Directions:
Pick out every line in the data below that holds "Coal".

Data provided:
------------------------------------------------

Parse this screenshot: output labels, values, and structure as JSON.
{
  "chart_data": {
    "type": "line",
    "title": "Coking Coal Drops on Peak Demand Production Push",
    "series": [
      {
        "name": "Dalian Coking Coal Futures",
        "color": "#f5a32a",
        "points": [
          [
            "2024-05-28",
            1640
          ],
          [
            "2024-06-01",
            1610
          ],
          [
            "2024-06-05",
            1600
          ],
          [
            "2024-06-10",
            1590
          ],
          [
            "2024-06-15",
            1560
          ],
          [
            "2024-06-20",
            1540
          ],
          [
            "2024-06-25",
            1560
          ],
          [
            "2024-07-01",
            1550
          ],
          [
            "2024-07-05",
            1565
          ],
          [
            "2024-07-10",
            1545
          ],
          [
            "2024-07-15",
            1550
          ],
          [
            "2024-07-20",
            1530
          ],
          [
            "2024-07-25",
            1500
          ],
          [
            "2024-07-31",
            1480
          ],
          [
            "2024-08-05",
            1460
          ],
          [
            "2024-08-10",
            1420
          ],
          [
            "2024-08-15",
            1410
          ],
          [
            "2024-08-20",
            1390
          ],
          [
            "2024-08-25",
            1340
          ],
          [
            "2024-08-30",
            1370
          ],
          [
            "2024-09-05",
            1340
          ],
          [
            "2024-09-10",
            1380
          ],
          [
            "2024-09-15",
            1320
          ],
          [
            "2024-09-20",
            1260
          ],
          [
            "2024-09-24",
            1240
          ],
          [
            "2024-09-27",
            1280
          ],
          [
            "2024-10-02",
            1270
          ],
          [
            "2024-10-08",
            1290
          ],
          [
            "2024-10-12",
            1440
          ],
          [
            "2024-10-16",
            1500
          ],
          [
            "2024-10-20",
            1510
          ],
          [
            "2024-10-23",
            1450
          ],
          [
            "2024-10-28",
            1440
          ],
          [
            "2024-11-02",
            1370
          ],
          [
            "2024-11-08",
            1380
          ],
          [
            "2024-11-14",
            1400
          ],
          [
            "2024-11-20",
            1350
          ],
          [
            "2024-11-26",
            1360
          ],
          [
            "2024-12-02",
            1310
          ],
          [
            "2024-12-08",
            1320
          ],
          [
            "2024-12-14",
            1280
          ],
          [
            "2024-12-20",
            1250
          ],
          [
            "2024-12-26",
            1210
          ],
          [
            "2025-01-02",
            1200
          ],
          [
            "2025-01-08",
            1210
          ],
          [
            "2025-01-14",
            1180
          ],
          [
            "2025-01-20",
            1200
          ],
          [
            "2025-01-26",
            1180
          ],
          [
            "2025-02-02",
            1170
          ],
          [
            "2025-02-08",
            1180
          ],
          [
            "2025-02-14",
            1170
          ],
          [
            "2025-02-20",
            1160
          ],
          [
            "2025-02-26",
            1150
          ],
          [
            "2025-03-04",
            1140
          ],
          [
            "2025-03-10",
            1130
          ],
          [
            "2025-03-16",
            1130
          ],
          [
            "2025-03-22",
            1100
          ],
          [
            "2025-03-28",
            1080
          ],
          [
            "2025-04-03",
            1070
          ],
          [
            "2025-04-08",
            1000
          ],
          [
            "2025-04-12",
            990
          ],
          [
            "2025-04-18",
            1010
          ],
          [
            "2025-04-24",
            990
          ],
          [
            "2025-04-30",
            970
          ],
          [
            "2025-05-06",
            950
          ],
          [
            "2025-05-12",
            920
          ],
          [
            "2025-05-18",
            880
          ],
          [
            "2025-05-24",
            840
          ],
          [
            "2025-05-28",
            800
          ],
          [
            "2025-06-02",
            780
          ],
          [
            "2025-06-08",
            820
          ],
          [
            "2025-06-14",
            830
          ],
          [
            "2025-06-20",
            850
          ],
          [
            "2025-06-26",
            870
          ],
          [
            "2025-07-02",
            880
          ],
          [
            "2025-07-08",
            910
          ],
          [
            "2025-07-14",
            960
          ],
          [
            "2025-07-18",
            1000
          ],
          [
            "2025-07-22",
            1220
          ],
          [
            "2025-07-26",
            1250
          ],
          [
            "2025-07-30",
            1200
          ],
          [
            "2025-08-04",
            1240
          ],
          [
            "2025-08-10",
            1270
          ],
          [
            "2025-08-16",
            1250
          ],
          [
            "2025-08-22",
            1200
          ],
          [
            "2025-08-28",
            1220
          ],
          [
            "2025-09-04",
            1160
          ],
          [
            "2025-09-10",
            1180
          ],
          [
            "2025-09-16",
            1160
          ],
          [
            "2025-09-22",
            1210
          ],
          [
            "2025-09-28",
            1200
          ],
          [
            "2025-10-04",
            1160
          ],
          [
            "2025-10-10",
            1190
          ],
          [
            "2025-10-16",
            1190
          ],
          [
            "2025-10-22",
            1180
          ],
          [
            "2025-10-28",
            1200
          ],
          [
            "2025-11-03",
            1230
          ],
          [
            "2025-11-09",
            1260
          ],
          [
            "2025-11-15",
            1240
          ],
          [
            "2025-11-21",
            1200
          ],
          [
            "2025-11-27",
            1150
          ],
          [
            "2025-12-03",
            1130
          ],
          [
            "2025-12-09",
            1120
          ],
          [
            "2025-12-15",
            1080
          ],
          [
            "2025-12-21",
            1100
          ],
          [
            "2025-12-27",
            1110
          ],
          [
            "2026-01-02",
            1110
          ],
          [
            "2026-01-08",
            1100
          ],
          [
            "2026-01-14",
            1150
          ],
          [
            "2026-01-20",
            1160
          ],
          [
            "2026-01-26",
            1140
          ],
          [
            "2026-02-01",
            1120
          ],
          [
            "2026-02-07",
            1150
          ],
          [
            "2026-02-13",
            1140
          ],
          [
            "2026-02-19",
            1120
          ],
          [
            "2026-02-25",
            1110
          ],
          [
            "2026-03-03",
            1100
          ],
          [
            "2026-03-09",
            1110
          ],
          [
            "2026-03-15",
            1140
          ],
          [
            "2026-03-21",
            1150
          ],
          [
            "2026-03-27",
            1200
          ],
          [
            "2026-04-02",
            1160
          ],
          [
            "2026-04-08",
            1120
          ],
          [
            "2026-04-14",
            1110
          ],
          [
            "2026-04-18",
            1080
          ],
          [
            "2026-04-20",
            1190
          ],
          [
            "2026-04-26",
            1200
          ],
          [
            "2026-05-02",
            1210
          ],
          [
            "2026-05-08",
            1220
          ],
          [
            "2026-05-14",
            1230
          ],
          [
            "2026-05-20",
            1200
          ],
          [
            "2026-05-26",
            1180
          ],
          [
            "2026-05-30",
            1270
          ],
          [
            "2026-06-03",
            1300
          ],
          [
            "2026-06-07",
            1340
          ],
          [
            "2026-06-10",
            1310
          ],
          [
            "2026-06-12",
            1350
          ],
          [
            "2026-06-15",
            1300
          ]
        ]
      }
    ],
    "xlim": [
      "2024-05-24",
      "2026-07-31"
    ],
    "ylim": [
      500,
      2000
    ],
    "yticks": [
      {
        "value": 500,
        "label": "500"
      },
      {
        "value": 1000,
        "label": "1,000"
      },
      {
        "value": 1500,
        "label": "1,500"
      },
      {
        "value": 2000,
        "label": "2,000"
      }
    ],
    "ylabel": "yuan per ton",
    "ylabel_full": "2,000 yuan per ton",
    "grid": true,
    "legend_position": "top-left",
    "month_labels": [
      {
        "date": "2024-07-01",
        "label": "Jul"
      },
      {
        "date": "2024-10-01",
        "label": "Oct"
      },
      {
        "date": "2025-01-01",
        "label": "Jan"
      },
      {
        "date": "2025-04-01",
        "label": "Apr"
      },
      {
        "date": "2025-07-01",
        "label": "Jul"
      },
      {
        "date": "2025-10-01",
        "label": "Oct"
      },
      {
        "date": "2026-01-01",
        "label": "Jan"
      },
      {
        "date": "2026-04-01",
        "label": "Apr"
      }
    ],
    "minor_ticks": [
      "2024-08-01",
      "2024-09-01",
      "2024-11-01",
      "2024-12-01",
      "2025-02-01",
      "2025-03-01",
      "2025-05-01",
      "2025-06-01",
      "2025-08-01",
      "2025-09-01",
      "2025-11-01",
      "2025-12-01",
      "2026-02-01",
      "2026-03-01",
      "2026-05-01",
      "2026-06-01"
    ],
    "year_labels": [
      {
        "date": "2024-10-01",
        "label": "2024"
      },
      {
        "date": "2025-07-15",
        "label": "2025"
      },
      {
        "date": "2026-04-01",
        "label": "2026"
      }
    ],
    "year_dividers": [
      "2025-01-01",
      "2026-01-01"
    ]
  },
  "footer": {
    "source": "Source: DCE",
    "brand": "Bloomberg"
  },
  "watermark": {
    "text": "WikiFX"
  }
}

------------------------------------------------

Complete answer:
    "title": "Coking Coal Drops on Peak Demand Production Push",
        "name": "Dalian Coking Coal Futures",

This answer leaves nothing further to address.